_REQUIREMENT_
Translate this sentence from the tanuki passage below into Spanish: "By the way, the tanuki figurines are also produced in other places."

_SUPPLIED PASSAGE_

^^^^

Araiguma!”, he said delightedly right after my answer.

Somehow he knows two Japanese words, araiguma (raccoon) and kyoryu (dinosaur), he has been told about it since we have met for the first time. I have no idea how did he get to know those words. Anyways, it was the time for him to use one of those in Japan of all places!

However, unfortunately a tanuki is not equal to an araiguma. “No, it’s not an araiguma“, I denied. “But raccoon means araiguma, isn’t it?”, he asked.

Well, he was right. The English words which express “tanuki” is not “raccoon”, but “raccoon dog”. I was misunderstanding because of the lyric from a song about a tanukiSho-jo-ji (The Hungry Raccoon).

I couldn’t remember correct English words for tanuki at that moment, and of course he didn’t know “correct tanuki.

Does it can be called “Japanese araiguma“…? No. It might make him misunderstand more.

The place where the tanuki potteries are produced

Eventually I couldn’t give him a proper explanation for a tanuki , and then end with a story about Shigaraki instead. Shigaraki is a place where those potteries are produced, there are so many tanuki figurines as far as you can see.

I also wanted to explain another funny story, those potteries have extremely deformed lower body, but I didn’t, because I was not sure if I could tell it funnily enough with my English conversational ability.

By the way, the tanuki figurines are also produced in other places. The following picture is taken at Tokoname City, near my place. It has more real appearance, whereas Shigaraki ones are transformed in a humorous way. I took this picture with monochrome film when I was a high school student. This is one of my masterpieces.

^^^^

_DATA EXTRACT_

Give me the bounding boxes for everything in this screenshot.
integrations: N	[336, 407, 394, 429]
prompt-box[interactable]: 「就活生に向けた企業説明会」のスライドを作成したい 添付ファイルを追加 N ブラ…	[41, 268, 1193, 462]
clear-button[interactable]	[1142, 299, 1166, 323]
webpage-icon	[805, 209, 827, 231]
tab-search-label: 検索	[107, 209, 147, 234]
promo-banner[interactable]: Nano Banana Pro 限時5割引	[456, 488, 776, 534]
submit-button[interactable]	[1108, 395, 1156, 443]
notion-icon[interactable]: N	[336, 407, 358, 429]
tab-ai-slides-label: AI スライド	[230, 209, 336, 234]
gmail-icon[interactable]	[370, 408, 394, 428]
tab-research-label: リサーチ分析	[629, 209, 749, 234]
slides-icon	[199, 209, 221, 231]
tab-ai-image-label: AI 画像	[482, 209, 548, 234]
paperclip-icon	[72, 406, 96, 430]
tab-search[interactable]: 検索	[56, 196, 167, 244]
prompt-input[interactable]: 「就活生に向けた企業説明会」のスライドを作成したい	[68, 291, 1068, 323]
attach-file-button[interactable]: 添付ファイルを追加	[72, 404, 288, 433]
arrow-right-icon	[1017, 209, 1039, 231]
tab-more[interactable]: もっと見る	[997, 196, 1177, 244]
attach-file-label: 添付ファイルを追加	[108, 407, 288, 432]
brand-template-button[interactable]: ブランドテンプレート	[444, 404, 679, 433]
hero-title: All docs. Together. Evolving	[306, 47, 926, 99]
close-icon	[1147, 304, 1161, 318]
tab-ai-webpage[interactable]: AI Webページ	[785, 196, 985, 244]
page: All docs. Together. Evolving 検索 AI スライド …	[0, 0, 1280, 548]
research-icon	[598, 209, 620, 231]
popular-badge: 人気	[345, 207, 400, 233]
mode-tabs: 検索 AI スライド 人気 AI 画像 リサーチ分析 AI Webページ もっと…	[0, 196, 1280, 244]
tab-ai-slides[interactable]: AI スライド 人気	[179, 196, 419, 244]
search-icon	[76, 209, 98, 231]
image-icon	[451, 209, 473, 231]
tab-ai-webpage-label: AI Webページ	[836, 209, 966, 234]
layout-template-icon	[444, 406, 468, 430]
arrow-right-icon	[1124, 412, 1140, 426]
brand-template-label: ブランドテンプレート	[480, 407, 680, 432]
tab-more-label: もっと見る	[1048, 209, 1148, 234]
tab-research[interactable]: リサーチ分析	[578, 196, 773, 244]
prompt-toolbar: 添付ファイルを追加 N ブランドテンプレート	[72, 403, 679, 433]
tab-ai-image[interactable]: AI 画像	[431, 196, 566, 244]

^^^^

_ANSWER TO THIS EXERCISE_
Por cierto, las figurillas de tanuki también se producen en otros lugares.